Find the string "color" in the data, then copy every line where it is found.

## Records

□ □ □ □

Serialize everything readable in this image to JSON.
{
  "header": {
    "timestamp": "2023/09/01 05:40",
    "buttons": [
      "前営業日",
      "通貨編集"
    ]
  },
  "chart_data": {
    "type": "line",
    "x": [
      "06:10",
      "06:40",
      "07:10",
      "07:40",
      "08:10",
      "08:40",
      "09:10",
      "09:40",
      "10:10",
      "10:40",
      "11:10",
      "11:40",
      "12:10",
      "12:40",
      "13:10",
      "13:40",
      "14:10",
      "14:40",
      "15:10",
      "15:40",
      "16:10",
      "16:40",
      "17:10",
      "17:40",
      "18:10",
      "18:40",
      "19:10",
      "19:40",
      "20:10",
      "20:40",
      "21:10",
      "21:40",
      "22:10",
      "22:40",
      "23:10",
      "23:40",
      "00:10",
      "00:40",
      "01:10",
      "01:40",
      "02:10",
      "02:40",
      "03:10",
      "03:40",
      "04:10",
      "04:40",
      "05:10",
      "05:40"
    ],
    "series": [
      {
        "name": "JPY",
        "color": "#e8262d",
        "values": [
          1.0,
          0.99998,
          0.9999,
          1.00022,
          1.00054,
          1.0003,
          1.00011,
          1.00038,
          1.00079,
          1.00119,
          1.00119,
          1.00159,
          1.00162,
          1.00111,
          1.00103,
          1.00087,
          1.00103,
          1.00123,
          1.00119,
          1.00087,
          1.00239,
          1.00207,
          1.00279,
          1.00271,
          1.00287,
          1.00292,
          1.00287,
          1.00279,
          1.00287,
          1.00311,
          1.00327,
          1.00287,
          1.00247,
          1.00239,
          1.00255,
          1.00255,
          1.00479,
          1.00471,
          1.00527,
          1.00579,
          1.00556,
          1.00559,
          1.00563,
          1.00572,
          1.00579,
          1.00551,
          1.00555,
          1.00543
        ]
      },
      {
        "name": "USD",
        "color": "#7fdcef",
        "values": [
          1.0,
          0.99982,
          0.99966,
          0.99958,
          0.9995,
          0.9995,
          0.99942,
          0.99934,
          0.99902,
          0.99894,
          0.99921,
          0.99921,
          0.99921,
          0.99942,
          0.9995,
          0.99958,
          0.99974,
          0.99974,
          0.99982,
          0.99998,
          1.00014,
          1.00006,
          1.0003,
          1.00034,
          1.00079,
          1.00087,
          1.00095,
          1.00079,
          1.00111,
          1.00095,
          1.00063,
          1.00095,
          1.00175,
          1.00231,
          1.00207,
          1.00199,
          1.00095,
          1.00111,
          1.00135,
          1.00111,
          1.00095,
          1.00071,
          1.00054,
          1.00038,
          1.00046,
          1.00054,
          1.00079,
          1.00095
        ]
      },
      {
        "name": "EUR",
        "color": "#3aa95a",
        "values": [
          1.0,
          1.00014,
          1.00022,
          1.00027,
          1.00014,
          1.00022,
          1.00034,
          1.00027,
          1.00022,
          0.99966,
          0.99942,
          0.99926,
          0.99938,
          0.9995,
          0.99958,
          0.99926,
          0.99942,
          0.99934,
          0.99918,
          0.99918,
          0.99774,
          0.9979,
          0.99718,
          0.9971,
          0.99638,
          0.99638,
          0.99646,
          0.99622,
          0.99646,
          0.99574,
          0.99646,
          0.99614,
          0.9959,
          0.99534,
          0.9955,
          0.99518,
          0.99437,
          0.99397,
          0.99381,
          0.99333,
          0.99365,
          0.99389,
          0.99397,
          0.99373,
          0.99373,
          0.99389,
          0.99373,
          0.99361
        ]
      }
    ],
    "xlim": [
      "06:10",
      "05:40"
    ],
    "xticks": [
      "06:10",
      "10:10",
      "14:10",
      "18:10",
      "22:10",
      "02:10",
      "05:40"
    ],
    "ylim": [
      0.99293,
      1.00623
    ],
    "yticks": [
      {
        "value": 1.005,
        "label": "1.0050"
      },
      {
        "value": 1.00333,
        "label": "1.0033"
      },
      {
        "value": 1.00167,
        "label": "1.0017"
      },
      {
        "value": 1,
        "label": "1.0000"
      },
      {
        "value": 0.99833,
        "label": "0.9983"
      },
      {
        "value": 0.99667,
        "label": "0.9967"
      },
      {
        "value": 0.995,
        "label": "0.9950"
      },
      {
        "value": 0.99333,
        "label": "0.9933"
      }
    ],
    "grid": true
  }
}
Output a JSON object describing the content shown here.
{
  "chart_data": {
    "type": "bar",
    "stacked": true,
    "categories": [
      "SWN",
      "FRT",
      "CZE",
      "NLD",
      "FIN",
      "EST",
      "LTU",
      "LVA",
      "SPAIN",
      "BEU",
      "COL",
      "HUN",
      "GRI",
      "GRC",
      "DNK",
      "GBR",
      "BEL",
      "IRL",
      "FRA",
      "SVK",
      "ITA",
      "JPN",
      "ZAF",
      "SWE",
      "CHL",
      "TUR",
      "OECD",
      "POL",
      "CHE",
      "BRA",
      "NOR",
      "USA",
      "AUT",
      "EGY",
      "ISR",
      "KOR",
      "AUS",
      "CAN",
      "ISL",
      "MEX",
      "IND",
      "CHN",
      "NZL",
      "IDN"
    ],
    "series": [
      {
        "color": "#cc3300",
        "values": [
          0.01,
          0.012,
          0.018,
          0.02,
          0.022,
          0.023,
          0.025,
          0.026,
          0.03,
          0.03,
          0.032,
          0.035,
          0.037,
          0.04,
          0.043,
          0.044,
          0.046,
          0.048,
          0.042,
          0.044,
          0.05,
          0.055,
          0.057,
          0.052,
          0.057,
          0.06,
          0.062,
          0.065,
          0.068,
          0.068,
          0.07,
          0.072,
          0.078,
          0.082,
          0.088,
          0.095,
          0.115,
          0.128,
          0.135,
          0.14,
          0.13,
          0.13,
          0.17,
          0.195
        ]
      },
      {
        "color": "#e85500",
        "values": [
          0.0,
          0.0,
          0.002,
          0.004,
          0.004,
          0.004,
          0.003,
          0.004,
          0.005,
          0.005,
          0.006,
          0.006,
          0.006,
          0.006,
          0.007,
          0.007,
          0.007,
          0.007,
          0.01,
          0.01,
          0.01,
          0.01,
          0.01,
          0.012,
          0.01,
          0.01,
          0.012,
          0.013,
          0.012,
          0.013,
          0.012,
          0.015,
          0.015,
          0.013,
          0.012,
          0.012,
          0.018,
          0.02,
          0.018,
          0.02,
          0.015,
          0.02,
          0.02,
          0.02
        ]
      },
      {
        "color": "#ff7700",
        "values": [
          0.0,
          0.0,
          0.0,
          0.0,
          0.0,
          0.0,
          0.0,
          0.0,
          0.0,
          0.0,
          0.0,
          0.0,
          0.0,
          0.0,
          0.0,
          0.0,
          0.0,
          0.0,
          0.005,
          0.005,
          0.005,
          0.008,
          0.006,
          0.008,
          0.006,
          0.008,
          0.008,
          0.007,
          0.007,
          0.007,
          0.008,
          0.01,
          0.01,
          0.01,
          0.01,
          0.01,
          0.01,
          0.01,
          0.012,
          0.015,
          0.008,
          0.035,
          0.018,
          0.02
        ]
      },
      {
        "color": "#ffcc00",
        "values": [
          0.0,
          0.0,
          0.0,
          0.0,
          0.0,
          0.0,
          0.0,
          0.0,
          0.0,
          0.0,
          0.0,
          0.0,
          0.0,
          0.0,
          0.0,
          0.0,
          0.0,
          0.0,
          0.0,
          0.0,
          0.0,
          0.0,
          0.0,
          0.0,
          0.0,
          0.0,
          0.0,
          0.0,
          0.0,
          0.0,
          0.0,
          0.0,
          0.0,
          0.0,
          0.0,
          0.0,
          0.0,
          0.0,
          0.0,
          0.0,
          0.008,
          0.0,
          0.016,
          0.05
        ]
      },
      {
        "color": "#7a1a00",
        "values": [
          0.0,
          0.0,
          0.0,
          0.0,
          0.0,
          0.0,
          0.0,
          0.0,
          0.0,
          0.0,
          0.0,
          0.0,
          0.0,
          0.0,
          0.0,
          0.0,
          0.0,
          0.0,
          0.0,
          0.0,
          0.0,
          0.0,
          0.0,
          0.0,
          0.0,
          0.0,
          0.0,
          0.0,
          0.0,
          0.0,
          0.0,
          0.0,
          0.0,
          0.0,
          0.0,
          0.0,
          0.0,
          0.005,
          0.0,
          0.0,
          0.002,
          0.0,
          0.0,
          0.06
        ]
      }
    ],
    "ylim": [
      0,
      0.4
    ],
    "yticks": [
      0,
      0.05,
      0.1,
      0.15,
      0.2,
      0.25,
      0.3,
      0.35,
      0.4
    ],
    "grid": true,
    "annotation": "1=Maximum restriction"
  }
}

□ □ □ □

## Answer in full
        "color": "#e8262d",
        "color": "#7fdcef",
        "color": "#3aa95a",
        "color": "#cc3300",
        "color": "#e85500",
        "color": "#ff7700",
        "color": "#ffcc00",
        "color": "#7a1a00",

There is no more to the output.